### REQUIRED TASK
Copy down every line where the string "Projection" shows up.

## START

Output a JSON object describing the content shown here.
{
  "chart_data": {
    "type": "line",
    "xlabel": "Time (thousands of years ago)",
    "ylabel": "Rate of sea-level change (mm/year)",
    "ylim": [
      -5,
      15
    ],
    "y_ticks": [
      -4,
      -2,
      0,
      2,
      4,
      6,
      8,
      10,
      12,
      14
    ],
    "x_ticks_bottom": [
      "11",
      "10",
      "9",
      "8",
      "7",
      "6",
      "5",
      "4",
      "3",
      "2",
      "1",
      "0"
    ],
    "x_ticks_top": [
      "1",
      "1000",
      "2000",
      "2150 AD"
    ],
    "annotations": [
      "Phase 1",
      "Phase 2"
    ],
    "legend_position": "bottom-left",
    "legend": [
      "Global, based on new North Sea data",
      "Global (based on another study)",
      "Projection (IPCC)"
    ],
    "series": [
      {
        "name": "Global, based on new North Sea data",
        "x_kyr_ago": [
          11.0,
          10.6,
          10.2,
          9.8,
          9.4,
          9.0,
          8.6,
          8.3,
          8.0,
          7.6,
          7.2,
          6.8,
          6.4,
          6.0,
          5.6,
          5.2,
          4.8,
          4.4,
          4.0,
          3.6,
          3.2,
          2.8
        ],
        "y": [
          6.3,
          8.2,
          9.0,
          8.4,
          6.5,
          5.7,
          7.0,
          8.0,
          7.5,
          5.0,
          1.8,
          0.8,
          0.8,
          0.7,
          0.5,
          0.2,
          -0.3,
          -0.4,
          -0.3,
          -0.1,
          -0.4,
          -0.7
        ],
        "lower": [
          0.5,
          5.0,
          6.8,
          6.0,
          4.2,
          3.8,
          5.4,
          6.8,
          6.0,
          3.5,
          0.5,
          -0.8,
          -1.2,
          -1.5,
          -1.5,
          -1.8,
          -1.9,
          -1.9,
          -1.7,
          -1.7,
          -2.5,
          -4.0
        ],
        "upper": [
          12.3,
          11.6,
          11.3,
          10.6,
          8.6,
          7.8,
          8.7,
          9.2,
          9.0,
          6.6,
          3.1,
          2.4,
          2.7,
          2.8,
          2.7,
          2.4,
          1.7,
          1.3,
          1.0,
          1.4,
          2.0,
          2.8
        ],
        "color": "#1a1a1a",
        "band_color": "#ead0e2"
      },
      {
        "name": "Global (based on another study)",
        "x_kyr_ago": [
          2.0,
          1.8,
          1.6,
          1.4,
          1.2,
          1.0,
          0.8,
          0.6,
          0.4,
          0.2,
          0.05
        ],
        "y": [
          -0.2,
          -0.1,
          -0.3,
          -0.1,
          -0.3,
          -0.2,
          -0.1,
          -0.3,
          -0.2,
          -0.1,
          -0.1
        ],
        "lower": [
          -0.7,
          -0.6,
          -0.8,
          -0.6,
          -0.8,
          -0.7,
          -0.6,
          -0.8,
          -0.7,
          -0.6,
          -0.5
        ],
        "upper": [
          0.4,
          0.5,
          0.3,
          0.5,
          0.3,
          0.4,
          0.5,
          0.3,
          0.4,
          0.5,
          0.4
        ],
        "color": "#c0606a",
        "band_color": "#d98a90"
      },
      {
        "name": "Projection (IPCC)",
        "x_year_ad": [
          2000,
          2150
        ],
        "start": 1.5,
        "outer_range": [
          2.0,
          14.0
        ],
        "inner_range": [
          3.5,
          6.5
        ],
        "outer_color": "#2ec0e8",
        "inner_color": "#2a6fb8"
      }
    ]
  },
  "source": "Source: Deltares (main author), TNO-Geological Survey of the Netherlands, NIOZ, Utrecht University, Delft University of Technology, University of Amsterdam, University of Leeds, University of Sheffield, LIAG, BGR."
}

## END

### SOLUTION TO THE EXERCISE
      "Projection (IPCC)"
        "name": "Projection (IPCC)",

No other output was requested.